### Data excerpts
>>>>

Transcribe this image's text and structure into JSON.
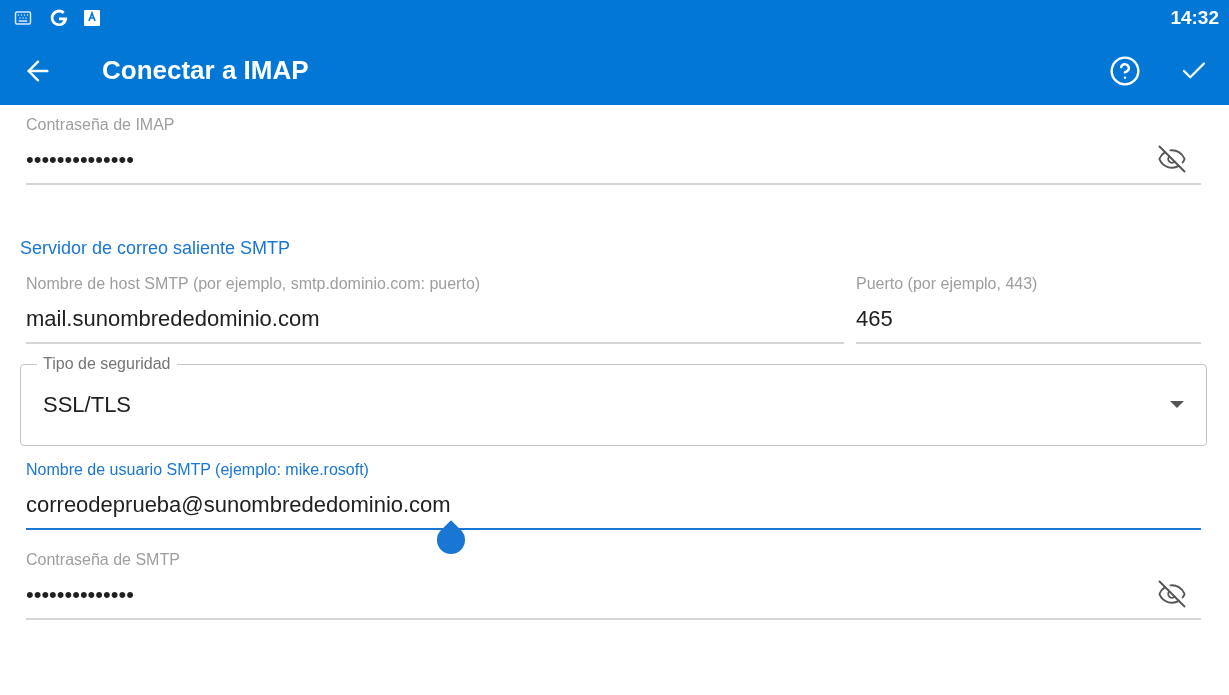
{
  "status_bar": {
    "time": "14:32"
  },
  "toolbar": {
    "title": "Conectar a IMAP"
  },
  "imap_password": {
    "label": "Contraseña de IMAP",
    "value": "••••••••••••••",
    "focused": false
  },
  "smtp_section": {
    "title": "Servidor de correo saliente SMTP"
  },
  "smtp_host": {
    "label": "Nombre de host SMTP (por ejemplo, smtp.dominio.com: puerto)",
    "value": "mail.sunombrededominio.com",
    "focused": false
  },
  "smtp_port": {
    "label": "Puerto (por ejemplo, 443)",
    "value": "465",
    "focused": false
  },
  "security_type": {
    "label": "Tipo de seguridad",
    "value": "SSL/TLS"
  },
  "smtp_username": {
    "label": "Nombre de usuario SMTP (ejemplo: mike.rosoft)",
    "value": "correodeprueba@sunombrededominio.com",
    "focused": true
  },
  "smtp_password": {
    "label": "Contraseña de SMTP",
    "value": "••••••••••••••",
    "focused": false
  }
}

<<<<

Output a faithful copy of the data, with each picture left out.

Transcribe this image's text and structure into JSON.
{
  "status_bar": {
    "time": "14:32"
  },
  "toolbar": {
    "title": "Conectar a IMAP"
  },
  "imap_password": {
    "label": "Contraseña de IMAP",
    "value": "••••••••••••••",
    "focused": false
  },
  "smtp_section": {
    "title": "Servidor de correo saliente SMTP"
  },
  "smtp_host": {
    "label": "Nombre de host SMTP (por ejemplo, smtp.dominio.com: puerto)",
    "value": "mail.sunombrededominio.com",
    "focused": false
  },
  "smtp_port": {
    "label": "Puerto (por ejemplo, 443)",
    "value": "465",
    "focused": false
  },
  "security_type": {
    "label": "Tipo de seguridad",
    "value": "SSL/TLS"
  },
  "smtp_username": {
    "label": "Nombre de usuario SMTP (ejemplo: mike.rosoft)",
    "value": "correodeprueba@sunombrededominio.com",
    "focused": true
  },
  "smtp_password": {
    "label": "Contraseña de SMTP",
    "value": "••••••••••••••",
    "focused": false
  }
}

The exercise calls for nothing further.